>> START DATA RECORDS

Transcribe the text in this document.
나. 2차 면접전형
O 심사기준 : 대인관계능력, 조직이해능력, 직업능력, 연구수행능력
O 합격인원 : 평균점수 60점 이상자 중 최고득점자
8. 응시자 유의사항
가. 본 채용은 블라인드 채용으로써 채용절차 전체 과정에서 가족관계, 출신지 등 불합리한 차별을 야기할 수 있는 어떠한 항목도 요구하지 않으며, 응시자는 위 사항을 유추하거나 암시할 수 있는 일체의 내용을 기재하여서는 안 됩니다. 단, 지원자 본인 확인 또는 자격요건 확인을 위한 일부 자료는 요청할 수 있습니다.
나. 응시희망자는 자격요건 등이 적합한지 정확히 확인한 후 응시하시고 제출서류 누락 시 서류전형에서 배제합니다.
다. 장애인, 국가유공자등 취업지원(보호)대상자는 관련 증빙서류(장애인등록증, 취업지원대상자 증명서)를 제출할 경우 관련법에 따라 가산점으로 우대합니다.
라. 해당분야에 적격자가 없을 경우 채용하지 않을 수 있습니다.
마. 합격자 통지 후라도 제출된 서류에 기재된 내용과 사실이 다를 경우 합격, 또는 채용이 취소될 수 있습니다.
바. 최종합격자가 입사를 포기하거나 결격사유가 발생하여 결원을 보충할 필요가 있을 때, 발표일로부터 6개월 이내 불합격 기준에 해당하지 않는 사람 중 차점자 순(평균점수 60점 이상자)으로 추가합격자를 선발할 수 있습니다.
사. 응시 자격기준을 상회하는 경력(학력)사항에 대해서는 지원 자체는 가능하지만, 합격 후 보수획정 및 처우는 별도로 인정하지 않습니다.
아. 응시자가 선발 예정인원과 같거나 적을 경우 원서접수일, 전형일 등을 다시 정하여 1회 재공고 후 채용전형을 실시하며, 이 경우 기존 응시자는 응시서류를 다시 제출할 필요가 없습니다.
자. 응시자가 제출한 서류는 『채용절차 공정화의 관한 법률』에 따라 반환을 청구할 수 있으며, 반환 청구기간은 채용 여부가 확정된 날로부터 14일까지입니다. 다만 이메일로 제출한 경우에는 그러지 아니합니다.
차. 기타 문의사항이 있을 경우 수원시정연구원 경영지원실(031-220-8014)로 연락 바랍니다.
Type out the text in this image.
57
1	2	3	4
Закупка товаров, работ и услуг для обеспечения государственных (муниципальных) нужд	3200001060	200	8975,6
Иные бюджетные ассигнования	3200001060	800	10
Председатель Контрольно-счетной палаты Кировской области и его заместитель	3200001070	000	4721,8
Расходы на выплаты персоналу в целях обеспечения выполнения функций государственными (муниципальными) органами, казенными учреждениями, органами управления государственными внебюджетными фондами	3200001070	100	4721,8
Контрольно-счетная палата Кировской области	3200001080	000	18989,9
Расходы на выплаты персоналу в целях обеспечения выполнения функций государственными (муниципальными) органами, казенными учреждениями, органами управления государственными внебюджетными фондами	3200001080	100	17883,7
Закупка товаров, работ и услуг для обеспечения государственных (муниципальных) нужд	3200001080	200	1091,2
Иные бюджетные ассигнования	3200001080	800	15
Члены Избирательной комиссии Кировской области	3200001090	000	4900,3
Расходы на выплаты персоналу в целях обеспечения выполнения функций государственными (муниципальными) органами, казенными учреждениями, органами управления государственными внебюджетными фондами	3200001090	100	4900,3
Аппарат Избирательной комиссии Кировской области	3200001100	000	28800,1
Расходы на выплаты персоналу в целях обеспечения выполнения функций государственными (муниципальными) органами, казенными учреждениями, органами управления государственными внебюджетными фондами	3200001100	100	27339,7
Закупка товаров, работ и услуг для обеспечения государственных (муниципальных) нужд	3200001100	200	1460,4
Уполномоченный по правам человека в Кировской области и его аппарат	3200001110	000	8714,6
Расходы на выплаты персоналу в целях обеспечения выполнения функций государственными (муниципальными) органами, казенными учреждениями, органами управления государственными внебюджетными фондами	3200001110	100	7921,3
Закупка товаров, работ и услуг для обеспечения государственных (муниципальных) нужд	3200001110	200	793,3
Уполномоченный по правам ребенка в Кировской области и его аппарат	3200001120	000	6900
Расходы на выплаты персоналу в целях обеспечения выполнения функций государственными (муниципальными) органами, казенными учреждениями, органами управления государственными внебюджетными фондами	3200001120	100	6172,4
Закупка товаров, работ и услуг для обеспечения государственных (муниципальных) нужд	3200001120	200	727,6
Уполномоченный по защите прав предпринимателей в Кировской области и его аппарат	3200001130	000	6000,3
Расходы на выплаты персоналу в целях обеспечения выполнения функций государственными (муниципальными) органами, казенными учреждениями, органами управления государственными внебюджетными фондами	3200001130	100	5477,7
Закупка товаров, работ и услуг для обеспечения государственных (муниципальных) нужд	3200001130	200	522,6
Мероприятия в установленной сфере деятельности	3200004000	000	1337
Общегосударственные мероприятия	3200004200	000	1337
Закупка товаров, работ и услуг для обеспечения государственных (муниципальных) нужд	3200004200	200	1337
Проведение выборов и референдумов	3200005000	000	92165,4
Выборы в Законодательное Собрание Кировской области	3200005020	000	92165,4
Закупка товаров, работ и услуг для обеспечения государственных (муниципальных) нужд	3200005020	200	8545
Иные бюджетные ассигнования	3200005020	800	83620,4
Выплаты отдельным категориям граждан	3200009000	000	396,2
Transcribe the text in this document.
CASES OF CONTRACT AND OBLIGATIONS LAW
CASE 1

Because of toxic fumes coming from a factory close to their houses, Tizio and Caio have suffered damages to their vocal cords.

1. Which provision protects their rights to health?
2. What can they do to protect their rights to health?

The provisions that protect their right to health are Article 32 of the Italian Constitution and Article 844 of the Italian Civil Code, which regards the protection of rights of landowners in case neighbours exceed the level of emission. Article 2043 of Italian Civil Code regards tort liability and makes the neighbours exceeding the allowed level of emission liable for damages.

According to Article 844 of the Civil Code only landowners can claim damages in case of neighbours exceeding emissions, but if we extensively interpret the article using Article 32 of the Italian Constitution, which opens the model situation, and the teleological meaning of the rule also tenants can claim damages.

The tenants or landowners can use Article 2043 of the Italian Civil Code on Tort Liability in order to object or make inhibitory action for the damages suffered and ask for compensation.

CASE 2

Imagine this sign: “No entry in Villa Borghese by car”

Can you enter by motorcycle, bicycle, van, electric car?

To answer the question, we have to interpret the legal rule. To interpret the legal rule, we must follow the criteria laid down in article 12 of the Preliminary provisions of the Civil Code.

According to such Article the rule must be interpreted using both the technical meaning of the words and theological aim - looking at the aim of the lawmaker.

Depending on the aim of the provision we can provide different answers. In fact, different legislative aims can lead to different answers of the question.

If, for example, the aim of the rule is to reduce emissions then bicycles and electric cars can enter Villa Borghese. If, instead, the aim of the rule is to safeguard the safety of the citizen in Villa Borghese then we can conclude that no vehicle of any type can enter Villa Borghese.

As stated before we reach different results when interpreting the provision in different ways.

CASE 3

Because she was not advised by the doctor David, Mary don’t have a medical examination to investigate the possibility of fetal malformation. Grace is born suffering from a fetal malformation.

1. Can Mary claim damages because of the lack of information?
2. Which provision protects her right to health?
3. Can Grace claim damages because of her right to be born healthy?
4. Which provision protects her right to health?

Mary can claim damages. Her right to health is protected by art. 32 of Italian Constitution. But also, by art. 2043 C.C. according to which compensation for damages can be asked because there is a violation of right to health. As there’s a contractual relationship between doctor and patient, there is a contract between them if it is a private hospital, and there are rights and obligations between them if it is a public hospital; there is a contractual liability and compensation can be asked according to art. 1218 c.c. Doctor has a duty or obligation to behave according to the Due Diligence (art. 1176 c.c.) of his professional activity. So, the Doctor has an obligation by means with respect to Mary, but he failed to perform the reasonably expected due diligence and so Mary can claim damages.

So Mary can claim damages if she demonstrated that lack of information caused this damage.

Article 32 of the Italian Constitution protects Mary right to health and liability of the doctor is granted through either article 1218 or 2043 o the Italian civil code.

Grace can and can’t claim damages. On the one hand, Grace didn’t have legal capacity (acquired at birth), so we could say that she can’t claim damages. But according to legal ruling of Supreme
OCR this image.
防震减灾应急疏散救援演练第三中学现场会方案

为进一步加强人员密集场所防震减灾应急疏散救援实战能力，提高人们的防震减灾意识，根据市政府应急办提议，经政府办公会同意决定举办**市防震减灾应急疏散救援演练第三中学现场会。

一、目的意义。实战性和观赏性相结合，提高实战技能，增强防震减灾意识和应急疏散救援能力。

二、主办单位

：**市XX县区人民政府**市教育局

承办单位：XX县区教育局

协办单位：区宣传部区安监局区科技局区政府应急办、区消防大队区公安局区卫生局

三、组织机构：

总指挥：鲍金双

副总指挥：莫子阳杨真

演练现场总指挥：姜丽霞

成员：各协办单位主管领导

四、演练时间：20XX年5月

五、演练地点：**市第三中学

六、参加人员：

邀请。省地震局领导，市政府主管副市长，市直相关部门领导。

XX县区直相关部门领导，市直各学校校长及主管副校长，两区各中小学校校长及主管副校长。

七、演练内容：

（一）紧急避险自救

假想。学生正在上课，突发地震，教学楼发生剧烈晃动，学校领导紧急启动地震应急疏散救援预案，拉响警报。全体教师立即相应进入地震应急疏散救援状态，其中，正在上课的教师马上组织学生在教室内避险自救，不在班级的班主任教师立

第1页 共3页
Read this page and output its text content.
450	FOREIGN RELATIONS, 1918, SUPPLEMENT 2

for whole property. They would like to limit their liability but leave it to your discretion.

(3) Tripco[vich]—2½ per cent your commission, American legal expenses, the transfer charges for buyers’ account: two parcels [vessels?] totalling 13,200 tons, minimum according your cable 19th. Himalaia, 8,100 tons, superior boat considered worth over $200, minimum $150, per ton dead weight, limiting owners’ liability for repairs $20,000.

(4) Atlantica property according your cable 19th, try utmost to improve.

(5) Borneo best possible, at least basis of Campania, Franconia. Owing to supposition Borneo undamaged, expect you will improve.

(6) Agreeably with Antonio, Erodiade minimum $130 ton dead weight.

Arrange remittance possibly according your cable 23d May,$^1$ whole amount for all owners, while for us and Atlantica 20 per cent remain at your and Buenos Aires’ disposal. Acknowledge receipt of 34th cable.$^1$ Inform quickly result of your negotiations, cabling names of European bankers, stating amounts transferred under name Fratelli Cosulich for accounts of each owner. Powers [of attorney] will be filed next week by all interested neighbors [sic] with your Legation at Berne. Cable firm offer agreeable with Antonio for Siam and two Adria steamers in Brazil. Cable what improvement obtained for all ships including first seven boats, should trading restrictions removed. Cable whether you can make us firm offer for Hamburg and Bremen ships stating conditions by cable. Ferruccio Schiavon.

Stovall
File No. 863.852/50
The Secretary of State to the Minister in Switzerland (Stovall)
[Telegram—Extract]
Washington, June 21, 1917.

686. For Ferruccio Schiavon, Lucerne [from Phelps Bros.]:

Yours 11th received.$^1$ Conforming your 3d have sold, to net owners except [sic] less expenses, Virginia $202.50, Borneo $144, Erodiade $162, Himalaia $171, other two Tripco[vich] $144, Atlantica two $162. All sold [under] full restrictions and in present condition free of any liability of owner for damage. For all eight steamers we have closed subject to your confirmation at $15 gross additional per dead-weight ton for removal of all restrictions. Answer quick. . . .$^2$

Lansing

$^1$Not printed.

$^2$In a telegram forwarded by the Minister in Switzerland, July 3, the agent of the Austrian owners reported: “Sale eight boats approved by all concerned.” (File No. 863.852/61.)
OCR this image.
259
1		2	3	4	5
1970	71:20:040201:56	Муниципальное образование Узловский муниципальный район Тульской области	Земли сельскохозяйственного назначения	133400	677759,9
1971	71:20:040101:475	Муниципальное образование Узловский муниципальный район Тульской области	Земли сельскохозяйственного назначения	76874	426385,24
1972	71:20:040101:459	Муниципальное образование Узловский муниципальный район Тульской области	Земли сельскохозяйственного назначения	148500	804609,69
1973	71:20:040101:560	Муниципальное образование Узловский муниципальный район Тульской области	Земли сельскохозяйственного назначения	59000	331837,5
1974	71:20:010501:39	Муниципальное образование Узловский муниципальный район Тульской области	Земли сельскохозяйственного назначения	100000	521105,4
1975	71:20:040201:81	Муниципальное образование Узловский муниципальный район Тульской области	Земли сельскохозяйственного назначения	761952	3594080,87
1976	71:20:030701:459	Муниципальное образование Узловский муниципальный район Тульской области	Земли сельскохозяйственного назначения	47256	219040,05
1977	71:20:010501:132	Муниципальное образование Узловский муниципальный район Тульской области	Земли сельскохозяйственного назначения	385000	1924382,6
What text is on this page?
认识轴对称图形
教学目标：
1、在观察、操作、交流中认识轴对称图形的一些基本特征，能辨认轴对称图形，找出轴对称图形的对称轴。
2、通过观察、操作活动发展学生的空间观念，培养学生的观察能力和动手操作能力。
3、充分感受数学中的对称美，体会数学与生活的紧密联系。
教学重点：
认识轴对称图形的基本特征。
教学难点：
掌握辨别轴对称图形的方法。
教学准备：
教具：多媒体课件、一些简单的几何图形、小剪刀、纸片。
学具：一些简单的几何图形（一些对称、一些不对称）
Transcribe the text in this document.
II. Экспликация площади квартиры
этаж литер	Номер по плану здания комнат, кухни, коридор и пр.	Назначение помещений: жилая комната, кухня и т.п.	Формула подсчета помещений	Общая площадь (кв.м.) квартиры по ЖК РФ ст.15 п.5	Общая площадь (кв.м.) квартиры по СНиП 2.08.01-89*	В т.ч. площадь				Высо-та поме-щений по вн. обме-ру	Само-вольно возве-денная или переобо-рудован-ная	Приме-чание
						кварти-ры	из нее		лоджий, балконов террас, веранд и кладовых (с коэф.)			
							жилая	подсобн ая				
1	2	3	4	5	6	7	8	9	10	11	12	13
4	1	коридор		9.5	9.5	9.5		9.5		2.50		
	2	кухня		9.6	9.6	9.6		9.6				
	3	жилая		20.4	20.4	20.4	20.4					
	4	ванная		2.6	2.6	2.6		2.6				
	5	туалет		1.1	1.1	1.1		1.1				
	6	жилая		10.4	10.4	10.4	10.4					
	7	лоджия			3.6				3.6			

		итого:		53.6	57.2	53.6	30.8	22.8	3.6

>> END DATA RECORDS

WHAT IS NEEDED. Repeat, word for word, every line from the line that contains "What text is on this page?" to the end of the entries; include both of those lines and no others.

RESULT OF THIS TASK.
What text is on this page?
认识轴对称图形
教学目标：
1、在观察、操作、交流中认识轴对称图形的一些基本特征，能辨认轴对称图形，找出轴对称图形的对称轴。
2、通过观察、操作活动发展学生的空间观念，培养学生的观察能力和动手操作能力。
3、充分感受数学中的对称美，体会数学与生活的紧密联系。
教学重点：
认识轴对称图形的基本特征。
教学难点：
掌握辨别轴对称图形的方法。
教学准备：
教具：多媒体课件、一些简单的几何图形、小剪刀、纸片。
学具：一些简单的几何图形（一些对称、一些不对称）
Transcribe the text in this document.
II. Экспликация площади квартиры
этаж литер	Номер по плану здания комнат, кухни, коридор и пр.	Назначение помещений: жилая комната, кухня и т.п.	Формула подсчета помещений	Общая площадь (кв.м.) квартиры по ЖК РФ ст.15 п.5	Общая площадь (кв.м.) квартиры по СНиП 2.08.01-89*	В т.ч. площадь				Высо-та поме-щений по вн. обме-ру	Само-вольно возве-денная или переобо-рудован-ная	Приме-чание
						кварти-ры	из нее		лоджий, балконов террас, веранд и кладовых (с коэф.)			
							жилая	подсобн ая				
1	2	3	4	5	6	7	8	9	10	11	12	13
4	1	коридор		9.5	9.5	9.5		9.5		2.50		
	2	кухня		9.6	9.6	9.6		9.6				
	3	жилая		20.4	20.4	20.4	20.4					
	4	ванная		2.6	2.6	2.6		2.6				
	5	туалет		1.1	1.1	1.1		1.1				
	6	жилая		10.4	10.4	10.4	10.4					
	7	лоджия			3.6				3.6			

		итого:		53.6	57.2	53.6	30.8	22.8	3.6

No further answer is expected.